• [Aim of the task] Find how many lines contain the word "marker" and state that number alone.
── Data shown
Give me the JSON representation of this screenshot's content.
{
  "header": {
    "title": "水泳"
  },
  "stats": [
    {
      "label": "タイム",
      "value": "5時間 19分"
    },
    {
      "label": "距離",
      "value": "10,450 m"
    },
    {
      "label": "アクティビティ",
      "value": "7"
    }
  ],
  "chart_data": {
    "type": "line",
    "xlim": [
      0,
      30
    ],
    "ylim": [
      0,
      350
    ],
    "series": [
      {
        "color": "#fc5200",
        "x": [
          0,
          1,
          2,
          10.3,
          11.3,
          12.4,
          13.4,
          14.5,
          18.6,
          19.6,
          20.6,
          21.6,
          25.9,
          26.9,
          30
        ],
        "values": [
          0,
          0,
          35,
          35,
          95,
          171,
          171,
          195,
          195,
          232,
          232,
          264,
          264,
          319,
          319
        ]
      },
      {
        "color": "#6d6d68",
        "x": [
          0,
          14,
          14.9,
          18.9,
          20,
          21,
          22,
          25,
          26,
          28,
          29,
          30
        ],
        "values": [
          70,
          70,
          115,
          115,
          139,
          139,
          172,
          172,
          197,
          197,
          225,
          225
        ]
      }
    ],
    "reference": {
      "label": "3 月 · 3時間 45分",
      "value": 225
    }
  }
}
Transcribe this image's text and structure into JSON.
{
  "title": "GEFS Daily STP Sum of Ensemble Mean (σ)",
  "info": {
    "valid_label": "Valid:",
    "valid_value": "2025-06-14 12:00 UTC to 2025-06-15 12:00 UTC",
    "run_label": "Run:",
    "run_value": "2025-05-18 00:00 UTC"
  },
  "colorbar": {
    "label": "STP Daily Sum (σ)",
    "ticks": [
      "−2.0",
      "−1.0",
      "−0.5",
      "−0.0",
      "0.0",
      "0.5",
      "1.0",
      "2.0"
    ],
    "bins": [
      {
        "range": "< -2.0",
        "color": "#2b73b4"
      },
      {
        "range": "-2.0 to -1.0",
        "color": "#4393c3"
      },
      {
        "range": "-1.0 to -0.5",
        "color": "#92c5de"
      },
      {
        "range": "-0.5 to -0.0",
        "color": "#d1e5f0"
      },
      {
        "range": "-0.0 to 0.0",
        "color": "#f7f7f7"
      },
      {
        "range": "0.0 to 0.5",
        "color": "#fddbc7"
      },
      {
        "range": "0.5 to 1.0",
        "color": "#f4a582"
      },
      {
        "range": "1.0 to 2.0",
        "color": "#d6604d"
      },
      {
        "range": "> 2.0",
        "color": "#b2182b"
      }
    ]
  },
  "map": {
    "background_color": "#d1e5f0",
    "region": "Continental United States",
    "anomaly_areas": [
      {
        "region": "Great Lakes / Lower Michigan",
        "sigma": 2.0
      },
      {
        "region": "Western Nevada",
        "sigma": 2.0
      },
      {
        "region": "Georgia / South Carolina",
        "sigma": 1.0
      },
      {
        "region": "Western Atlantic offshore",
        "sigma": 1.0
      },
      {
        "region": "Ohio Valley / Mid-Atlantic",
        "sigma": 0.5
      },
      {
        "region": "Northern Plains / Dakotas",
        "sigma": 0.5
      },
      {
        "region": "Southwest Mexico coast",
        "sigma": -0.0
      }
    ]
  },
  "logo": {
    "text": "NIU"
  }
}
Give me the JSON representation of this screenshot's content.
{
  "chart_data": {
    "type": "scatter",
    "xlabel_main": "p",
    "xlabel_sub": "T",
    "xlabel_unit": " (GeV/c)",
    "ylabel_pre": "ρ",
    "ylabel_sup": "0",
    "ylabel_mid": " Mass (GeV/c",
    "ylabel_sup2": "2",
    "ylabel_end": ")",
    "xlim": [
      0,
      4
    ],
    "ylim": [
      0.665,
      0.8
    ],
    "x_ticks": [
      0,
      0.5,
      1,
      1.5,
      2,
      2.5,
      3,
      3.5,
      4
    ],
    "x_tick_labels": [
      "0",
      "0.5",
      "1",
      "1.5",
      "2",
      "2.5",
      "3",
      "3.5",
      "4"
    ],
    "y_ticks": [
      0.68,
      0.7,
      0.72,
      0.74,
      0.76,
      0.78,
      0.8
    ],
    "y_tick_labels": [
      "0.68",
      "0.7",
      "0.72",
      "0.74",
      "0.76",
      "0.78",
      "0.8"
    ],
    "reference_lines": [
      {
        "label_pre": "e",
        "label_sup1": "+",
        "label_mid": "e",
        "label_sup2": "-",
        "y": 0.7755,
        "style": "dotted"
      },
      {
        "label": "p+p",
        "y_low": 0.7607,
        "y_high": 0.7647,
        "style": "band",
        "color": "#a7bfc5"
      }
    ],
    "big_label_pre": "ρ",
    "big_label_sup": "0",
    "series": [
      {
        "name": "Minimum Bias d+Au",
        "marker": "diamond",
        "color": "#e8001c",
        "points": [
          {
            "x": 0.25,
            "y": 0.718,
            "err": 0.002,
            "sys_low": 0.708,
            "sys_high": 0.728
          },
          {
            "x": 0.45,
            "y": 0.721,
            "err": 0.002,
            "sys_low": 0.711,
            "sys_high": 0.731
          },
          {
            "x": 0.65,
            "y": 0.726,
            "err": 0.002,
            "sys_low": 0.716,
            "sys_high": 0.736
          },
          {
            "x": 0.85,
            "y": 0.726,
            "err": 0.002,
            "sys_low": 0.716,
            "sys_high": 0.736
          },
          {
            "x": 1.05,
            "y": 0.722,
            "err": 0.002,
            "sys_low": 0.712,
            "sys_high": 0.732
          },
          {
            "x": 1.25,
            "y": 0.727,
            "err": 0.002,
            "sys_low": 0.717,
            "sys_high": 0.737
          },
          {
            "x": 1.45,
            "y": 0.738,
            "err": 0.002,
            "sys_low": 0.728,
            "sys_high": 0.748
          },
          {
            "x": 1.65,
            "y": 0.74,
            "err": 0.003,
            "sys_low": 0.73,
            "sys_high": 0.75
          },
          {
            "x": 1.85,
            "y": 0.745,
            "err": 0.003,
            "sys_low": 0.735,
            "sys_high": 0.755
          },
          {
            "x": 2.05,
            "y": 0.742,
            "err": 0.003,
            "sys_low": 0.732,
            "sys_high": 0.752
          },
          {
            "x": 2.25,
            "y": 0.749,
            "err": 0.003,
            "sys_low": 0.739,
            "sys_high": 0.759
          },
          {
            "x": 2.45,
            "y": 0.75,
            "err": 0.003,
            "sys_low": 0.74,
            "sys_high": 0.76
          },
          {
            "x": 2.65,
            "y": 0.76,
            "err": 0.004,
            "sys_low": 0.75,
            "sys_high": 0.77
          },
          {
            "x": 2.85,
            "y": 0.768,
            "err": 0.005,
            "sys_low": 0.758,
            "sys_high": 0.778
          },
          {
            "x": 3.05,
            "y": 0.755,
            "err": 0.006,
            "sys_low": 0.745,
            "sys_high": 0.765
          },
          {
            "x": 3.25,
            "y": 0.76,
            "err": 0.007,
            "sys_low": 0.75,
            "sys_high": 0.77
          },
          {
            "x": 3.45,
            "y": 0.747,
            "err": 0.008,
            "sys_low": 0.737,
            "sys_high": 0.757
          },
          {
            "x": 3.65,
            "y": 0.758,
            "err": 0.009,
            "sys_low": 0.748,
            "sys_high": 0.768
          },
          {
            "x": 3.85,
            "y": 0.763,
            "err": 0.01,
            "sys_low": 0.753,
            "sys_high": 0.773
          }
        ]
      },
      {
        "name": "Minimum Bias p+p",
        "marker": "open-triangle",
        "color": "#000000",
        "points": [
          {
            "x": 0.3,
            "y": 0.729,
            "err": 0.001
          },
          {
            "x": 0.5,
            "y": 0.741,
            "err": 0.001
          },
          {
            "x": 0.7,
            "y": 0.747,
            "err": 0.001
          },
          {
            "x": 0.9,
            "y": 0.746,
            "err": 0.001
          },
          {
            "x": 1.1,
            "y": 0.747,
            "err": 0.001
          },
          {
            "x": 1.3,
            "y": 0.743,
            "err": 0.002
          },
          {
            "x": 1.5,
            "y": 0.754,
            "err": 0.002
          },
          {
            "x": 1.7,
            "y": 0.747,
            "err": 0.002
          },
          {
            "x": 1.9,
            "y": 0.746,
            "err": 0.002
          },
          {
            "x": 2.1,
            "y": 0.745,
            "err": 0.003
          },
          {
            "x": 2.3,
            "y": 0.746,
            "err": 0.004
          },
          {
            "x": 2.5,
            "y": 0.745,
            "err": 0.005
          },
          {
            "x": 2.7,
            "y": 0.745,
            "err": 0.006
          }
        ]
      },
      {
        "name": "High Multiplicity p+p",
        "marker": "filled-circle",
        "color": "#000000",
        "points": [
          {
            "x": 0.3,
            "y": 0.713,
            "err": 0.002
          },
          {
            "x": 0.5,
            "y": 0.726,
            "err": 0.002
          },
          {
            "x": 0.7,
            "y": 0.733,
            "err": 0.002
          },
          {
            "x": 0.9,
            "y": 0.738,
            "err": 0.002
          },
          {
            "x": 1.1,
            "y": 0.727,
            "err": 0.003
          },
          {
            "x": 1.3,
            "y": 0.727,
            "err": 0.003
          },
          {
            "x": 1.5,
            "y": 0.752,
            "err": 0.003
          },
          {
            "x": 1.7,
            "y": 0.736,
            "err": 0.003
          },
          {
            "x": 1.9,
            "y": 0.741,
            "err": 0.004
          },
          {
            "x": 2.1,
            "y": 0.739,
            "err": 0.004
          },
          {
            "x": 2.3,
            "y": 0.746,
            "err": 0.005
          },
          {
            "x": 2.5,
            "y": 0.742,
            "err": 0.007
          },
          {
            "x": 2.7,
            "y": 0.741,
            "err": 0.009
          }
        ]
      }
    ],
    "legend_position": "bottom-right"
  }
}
────
• [Result of this task] 3